***** Supplied records
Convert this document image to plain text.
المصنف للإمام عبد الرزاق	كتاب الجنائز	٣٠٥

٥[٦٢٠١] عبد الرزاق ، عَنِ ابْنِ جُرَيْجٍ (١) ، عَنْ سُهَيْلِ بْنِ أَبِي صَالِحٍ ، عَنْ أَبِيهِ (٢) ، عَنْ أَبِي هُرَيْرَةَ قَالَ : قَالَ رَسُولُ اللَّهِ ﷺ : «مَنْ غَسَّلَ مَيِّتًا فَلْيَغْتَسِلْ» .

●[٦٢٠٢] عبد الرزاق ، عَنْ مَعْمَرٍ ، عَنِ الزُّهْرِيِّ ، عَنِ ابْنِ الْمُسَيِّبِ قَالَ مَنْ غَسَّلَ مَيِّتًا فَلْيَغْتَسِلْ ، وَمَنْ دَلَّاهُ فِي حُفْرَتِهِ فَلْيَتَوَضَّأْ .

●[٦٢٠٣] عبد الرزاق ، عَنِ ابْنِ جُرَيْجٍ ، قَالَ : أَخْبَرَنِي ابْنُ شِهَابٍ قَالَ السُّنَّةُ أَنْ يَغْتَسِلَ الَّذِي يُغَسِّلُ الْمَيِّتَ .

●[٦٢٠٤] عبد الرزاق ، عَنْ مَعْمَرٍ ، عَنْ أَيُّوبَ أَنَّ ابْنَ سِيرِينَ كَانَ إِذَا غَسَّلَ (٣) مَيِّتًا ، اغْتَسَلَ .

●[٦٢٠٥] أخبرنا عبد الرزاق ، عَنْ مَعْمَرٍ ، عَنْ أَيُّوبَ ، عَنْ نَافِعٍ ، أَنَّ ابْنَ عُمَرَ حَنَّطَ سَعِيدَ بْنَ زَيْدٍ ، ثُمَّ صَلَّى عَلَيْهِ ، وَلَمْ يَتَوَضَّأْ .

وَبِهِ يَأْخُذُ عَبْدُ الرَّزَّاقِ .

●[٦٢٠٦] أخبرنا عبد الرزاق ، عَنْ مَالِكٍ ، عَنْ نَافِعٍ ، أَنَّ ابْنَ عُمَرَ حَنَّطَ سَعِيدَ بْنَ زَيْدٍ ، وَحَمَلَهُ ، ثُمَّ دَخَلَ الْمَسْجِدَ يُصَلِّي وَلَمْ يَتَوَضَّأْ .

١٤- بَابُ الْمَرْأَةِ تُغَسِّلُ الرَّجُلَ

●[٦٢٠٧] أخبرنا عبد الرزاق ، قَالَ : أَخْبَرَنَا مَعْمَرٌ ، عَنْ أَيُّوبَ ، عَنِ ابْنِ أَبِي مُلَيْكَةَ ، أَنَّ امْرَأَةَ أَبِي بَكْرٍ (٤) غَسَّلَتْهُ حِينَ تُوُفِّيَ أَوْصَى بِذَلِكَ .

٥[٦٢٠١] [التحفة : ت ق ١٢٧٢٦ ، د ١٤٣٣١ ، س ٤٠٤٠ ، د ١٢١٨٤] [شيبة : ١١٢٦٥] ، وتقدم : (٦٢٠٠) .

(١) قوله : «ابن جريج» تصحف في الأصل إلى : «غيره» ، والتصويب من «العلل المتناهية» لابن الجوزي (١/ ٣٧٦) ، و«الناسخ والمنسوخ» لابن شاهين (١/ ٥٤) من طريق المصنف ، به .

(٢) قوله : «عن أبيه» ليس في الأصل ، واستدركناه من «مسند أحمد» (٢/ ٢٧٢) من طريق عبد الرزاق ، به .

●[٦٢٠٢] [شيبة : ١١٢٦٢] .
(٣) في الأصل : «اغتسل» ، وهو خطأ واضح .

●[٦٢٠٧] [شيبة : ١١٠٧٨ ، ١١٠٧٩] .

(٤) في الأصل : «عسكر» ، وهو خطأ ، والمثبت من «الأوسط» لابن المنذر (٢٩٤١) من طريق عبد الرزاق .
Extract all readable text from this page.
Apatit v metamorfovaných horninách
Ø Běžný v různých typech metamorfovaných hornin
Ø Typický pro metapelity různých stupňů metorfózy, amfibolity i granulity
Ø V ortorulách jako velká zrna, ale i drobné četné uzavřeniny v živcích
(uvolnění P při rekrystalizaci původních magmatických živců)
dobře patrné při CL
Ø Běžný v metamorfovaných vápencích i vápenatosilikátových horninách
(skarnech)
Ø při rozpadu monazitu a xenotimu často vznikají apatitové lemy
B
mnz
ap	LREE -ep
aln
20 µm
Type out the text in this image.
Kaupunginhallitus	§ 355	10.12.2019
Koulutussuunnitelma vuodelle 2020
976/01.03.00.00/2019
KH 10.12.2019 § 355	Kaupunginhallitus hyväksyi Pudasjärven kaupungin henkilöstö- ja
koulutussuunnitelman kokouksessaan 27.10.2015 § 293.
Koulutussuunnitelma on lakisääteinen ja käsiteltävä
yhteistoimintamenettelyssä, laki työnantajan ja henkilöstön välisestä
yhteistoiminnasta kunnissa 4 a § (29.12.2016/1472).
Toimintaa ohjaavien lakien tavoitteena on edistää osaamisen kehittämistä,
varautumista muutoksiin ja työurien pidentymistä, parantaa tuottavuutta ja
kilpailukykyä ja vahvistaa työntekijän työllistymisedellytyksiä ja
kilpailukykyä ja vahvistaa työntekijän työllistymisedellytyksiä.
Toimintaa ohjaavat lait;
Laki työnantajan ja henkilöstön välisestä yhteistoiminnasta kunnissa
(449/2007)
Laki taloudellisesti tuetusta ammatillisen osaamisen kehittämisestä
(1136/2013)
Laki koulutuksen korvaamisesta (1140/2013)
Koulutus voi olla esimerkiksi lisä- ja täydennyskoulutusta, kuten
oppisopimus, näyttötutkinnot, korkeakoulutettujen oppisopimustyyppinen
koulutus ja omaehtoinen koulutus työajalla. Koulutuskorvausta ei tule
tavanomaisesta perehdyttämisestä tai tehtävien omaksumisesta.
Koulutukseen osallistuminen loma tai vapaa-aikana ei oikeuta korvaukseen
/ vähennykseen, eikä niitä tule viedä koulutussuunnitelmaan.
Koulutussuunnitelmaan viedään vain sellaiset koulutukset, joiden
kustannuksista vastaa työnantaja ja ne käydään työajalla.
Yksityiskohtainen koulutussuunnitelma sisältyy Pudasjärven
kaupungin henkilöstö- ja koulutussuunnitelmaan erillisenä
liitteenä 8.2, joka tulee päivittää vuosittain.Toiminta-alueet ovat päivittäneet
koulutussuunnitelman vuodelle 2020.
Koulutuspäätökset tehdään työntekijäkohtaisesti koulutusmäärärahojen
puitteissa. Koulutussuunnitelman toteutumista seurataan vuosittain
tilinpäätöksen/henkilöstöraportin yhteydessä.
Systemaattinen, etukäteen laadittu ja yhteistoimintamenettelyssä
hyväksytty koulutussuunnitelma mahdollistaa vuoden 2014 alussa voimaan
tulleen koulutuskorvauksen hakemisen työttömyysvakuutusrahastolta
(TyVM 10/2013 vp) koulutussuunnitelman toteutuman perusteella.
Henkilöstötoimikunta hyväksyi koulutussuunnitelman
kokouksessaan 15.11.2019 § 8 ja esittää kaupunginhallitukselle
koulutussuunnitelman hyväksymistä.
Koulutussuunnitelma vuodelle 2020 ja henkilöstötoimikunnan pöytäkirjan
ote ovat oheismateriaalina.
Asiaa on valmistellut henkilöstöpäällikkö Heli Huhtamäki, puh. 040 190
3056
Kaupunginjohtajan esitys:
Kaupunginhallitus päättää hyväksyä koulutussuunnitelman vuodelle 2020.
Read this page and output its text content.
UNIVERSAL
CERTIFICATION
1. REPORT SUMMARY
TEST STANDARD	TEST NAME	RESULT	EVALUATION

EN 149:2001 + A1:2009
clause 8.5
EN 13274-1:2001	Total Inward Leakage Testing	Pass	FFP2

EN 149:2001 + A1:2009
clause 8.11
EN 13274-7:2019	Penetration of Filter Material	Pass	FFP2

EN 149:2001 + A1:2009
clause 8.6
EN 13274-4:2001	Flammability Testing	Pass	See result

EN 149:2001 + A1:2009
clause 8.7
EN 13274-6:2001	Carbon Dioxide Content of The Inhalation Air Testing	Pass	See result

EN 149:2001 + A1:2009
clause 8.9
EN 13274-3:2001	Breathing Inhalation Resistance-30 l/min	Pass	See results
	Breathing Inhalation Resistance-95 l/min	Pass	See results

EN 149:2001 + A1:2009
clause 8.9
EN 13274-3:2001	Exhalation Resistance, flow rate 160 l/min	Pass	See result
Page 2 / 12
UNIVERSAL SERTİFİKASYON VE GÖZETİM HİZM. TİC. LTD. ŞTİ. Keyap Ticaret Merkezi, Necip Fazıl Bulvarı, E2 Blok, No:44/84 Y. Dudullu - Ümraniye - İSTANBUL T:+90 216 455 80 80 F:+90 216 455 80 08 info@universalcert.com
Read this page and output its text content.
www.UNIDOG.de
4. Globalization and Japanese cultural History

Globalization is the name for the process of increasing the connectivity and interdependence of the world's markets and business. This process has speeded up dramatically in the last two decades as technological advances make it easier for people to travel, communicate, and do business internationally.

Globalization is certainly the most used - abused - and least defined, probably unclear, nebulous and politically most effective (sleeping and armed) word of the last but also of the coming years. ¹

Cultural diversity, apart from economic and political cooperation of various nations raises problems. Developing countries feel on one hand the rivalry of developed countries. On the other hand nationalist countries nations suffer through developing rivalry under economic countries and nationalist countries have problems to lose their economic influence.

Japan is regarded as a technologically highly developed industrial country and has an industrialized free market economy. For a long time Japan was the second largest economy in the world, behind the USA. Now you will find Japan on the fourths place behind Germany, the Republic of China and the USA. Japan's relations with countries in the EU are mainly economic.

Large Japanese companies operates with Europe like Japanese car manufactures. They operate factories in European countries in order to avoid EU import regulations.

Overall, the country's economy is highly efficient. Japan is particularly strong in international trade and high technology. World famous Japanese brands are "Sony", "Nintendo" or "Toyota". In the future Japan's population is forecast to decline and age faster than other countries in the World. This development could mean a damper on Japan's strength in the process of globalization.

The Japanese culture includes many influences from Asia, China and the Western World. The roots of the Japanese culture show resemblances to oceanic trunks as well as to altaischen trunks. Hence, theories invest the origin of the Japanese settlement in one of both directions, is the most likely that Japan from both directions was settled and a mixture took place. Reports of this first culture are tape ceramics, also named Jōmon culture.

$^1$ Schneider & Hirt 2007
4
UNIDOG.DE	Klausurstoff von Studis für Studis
**********
Copy every line in the records above that contains the word "Resistance".

EN 13274-3:2001	Breathing Inhalation Resistance-30 l/min	Pass	See results
	Breathing Inhalation Resistance-95 l/min	Pass	See results
EN 13274-3:2001	Exhalation Resistance, flow rate 160 l/min	Pass	See result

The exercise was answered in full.